--- START RECORDS FOR THE TASK ---
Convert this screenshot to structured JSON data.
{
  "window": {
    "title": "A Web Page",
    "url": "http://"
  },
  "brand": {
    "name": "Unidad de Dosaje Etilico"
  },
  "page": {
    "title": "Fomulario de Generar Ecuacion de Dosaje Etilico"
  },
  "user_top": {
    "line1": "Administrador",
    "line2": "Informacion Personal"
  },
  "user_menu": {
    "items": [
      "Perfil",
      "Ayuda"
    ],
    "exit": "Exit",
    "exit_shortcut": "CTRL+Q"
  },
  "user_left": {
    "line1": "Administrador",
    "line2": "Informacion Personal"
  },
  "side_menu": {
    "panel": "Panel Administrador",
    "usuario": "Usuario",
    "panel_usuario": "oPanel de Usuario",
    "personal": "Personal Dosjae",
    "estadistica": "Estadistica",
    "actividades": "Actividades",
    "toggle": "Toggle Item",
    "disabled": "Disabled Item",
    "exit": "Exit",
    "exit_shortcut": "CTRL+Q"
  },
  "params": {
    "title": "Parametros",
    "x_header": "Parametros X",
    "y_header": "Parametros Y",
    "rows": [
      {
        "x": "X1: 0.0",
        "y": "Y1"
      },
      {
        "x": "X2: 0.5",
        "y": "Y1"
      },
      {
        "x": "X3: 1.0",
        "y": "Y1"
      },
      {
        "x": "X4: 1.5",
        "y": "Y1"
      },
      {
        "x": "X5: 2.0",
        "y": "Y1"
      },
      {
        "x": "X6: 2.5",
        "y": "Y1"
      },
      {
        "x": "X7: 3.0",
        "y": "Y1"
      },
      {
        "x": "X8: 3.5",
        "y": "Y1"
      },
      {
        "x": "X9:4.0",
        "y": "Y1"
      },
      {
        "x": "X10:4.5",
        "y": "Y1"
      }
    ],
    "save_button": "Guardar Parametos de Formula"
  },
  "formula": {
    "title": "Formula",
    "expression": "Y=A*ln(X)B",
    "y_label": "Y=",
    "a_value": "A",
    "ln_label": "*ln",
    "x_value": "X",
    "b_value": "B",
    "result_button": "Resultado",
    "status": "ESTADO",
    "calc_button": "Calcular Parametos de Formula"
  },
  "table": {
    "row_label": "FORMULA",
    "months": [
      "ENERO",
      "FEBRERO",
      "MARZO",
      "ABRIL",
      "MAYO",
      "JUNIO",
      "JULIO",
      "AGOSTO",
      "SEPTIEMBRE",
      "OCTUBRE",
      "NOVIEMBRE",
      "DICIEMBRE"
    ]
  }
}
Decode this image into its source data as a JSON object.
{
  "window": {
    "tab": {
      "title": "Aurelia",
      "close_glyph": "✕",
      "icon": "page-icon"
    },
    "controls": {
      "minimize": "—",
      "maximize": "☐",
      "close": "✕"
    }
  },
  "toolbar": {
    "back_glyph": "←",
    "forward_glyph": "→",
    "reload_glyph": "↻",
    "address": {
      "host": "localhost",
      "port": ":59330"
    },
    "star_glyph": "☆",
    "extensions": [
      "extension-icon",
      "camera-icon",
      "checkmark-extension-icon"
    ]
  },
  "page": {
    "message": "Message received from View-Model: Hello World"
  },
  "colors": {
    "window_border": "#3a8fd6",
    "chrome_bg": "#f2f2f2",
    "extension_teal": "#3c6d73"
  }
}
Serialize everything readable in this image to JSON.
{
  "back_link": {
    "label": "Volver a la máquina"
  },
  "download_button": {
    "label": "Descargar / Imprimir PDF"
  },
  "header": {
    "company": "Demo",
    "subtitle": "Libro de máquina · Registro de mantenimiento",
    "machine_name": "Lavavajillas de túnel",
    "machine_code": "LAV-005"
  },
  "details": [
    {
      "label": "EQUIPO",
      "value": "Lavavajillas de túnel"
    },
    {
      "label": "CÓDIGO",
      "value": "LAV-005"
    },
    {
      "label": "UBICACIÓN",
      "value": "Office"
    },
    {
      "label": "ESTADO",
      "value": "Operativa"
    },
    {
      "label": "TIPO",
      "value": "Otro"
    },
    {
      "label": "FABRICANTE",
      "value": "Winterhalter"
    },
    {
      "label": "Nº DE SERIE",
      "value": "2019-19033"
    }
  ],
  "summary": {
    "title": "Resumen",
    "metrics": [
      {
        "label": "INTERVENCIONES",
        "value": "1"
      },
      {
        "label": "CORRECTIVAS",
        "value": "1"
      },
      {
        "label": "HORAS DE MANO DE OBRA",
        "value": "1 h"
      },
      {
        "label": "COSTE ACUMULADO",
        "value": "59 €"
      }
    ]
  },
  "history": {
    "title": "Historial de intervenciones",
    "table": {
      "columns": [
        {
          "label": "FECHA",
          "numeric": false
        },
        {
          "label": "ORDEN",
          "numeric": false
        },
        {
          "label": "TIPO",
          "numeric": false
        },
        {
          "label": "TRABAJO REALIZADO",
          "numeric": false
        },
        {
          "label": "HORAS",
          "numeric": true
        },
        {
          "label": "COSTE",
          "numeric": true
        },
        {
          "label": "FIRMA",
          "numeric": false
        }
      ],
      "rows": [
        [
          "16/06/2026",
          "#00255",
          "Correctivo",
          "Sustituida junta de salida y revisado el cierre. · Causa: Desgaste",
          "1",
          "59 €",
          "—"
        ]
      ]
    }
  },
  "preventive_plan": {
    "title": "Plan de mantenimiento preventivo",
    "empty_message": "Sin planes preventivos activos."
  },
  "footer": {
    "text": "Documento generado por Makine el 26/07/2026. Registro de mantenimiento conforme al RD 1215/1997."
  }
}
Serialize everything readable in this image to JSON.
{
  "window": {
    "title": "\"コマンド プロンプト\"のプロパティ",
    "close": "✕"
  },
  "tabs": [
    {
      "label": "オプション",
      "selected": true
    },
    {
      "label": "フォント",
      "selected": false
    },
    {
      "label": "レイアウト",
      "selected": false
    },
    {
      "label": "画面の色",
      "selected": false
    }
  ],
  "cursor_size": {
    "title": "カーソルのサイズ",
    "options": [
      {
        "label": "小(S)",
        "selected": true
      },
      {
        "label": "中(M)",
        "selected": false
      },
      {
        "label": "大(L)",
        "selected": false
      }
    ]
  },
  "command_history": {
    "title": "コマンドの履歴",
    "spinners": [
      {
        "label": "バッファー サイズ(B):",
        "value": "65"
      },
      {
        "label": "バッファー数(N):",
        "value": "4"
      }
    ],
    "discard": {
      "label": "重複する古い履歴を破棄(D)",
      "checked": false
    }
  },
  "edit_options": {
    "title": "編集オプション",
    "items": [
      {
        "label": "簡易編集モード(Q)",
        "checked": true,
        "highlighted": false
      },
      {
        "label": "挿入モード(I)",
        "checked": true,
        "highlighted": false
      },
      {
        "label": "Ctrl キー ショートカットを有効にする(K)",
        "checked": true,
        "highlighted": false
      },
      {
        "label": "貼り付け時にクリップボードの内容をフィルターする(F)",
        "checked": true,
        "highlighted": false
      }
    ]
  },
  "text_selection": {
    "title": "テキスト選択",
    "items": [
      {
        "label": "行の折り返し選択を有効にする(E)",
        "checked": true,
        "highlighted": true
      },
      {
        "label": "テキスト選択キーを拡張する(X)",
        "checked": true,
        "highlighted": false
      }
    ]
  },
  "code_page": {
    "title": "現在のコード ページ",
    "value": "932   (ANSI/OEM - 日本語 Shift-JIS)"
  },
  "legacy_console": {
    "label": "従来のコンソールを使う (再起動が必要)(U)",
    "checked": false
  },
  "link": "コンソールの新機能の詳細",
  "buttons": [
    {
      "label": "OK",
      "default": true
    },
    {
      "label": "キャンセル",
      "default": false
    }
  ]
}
--- END RECORDS FOR THE TASK ---
__OBJECTIVE__:
Of all the lines above, how many contain the word "Parametros"? Give the number and nothing else.

__PROBLEM SOLUTION__:
3